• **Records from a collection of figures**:

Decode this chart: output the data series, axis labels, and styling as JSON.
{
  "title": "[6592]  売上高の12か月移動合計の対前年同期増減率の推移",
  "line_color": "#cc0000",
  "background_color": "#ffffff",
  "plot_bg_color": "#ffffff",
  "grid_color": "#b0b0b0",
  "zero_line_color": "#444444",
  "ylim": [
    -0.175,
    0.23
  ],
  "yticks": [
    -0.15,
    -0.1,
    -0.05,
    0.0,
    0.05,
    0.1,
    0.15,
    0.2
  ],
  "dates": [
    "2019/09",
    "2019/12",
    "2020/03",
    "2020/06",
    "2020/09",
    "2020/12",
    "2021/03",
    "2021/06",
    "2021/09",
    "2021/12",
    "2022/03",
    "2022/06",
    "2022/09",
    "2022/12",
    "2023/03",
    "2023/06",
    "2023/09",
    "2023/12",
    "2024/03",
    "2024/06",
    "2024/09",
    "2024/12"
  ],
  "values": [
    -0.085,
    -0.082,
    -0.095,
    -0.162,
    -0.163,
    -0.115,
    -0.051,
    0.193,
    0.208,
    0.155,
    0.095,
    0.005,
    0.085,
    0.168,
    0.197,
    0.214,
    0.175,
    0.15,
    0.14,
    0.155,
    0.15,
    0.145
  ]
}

• **PROBLEM STATEMENT**:
Each line of the material should be duplicated exactly, please.

• **EXERCISE SOLUTION**:
Decode this chart: output the data series, axis labels, and styling as JSON.
{
  "title": "[6592]  売上高の12か月移動合計の対前年同期増減率の推移",
  "line_color": "#cc0000",
  "background_color": "#ffffff",
  "plot_bg_color": "#ffffff",
  "grid_color": "#b0b0b0",
  "zero_line_color": "#444444",
  "ylim": [
    -0.175,
    0.23
  ],
  "yticks": [
    -0.15,
    -0.1,
    -0.05,
    0.0,
    0.05,
    0.1,
    0.15,
    0.2
  ],
  "dates": [
    "2019/09",
    "2019/12",
    "2020/03",
    "2020/06",
    "2020/09",
    "2020/12",
    "2021/03",
    "2021/06",
    "2021/09",
    "2021/12",
    "2022/03",
    "2022/06",
    "2022/09",
    "2022/12",
    "2023/03",
    "2023/06",
    "2023/09",
    "2023/12",
    "2024/03",
    "2024/06",
    "2024/09",
    "2024/12"
  ],
  "values": [
    -0.085,
    -0.082,
    -0.095,
    -0.162,
    -0.163,
    -0.115,
    -0.051,
    0.193,
    0.208,
    0.155,
    0.095,
    0.005,
    0.085,
    0.168,
    0.197,
    0.214,
    0.175,
    0.15,
    0.14,
    0.155,
    0.15,
    0.145
  ]
}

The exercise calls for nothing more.